Below are some entries; can you quote all of them exactly?

=== Listed entries ===

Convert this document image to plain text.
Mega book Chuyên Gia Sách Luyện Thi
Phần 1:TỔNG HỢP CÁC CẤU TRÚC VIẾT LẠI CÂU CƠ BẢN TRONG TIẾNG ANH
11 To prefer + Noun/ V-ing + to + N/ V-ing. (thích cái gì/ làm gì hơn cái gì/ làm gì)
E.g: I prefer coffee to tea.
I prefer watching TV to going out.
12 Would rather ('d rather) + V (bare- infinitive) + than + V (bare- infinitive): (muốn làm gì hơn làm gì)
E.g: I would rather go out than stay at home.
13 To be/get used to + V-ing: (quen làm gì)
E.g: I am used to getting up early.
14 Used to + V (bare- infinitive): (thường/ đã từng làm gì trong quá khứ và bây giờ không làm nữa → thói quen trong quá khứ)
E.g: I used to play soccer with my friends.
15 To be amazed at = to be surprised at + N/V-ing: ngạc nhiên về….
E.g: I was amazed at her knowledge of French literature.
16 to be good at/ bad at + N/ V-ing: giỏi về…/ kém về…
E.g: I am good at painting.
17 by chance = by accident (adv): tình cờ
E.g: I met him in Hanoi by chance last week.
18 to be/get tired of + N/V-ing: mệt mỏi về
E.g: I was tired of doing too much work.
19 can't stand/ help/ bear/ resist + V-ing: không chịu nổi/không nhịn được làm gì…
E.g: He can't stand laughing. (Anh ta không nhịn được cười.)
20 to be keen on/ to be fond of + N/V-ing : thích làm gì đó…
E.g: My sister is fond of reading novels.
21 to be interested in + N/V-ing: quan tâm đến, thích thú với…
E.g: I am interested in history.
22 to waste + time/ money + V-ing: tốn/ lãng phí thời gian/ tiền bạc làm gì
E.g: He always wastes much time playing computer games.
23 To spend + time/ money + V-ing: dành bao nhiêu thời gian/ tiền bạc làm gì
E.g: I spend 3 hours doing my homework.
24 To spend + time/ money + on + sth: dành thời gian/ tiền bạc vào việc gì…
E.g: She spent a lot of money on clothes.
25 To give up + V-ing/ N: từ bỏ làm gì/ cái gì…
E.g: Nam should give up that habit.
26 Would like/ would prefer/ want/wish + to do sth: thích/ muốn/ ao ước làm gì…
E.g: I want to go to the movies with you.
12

===

Answer to the task
Convert this document image to plain text.
Mega book Chuyên Gia Sách Luyện Thi
Phần 1:TỔNG HỢP CÁC CẤU TRÚC VIẾT LẠI CÂU CƠ BẢN TRONG TIẾNG ANH
11 To prefer + Noun/ V-ing + to + N/ V-ing. (thích cái gì/ làm gì hơn cái gì/ làm gì)
E.g: I prefer coffee to tea.
I prefer watching TV to going out.
12 Would rather ('d rather) + V (bare- infinitive) + than + V (bare- infinitive): (muốn làm gì hơn làm gì)
E.g: I would rather go out than stay at home.
13 To be/get used to + V-ing: (quen làm gì)
E.g: I am used to getting up early.
14 Used to + V (bare- infinitive): (thường/ đã từng làm gì trong quá khứ và bây giờ không làm nữa → thói quen trong quá khứ)
E.g: I used to play soccer with my friends.
15 To be amazed at = to be surprised at + N/V-ing: ngạc nhiên về….
E.g: I was amazed at her knowledge of French literature.
16 to be good at/ bad at + N/ V-ing: giỏi về…/ kém về…
E.g: I am good at painting.
17 by chance = by accident (adv): tình cờ
E.g: I met him in Hanoi by chance last week.
18 to be/get tired of + N/V-ing: mệt mỏi về
E.g: I was tired of doing too much work.
19 can't stand/ help/ bear/ resist + V-ing: không chịu nổi/không nhịn được làm gì…
E.g: He can't stand laughing. (Anh ta không nhịn được cười.)
20 to be keen on/ to be fond of + N/V-ing : thích làm gì đó…
E.g: My sister is fond of reading novels.
21 to be interested in + N/V-ing: quan tâm đến, thích thú với…
E.g: I am interested in history.
22 to waste + time/ money + V-ing: tốn/ lãng phí thời gian/ tiền bạc làm gì
E.g: He always wastes much time playing computer games.
23 To spend + time/ money + V-ing: dành bao nhiêu thời gian/ tiền bạc làm gì
E.g: I spend 3 hours doing my homework.
24 To spend + time/ money + on + sth: dành thời gian/ tiền bạc vào việc gì…
E.g: She spent a lot of money on clothes.
25 To give up + V-ing/ N: từ bỏ làm gì/ cái gì…
E.g: Nam should give up that habit.
26 Would like/ would prefer/ want/wish + to do sth: thích/ muốn/ ao ước làm gì…
E.g: I want to go to the movies with you.
12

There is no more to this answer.